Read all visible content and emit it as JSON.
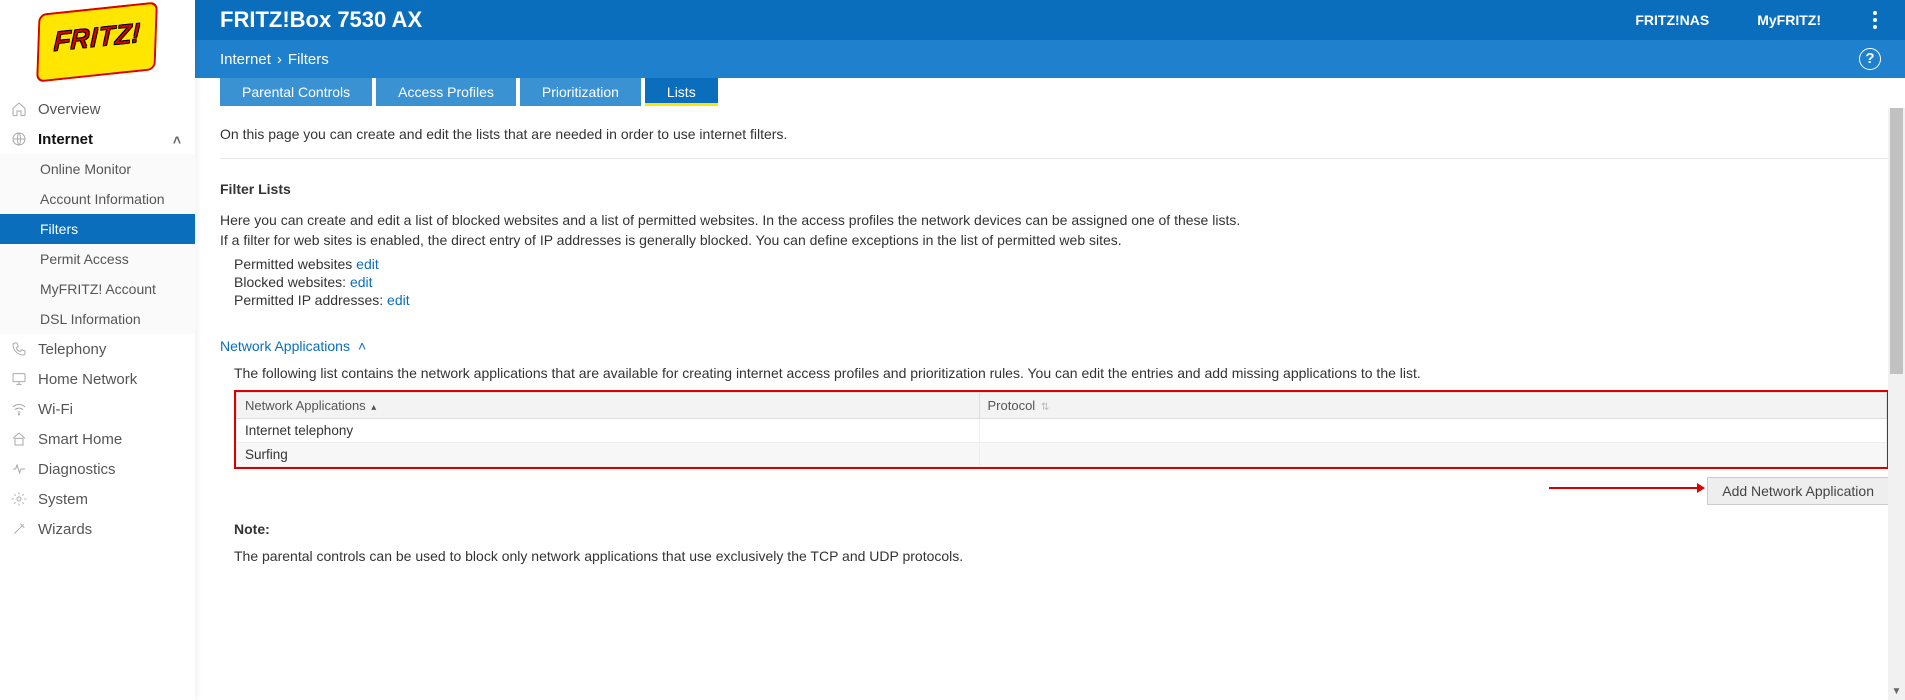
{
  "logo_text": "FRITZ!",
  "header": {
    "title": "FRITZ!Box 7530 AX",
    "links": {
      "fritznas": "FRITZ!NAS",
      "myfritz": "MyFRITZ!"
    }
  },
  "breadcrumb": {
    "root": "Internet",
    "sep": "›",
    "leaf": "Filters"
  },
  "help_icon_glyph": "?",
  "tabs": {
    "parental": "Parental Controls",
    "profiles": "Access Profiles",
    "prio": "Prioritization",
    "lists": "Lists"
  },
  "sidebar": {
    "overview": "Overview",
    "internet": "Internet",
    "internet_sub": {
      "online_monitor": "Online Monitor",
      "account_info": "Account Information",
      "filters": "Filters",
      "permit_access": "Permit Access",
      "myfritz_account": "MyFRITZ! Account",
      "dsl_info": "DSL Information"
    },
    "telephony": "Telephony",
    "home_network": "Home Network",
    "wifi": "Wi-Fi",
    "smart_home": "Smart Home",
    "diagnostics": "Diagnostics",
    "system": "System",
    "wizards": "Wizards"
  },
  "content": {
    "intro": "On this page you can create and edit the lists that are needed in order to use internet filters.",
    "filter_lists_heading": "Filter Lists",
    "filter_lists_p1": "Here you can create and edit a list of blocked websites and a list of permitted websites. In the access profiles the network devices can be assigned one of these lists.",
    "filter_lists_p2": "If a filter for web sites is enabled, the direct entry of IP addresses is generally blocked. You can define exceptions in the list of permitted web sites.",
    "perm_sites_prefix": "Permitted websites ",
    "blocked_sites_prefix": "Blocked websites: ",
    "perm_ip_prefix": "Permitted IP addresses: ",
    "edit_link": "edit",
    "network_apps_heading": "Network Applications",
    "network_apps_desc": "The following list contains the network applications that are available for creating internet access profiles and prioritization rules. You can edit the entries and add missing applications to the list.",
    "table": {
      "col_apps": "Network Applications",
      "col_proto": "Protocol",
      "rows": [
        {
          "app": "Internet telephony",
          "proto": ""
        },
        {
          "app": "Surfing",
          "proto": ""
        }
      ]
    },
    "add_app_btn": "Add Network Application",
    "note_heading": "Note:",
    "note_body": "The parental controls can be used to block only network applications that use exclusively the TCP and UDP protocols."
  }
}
□ □ □ □ □
What needs to be done: Display every line of the listing that contains the string "MyFRITZ".

Result for this exercise:
      "myfritz": "MyFRITZ!"
      "myfritz_account": "MyFRITZ! Account",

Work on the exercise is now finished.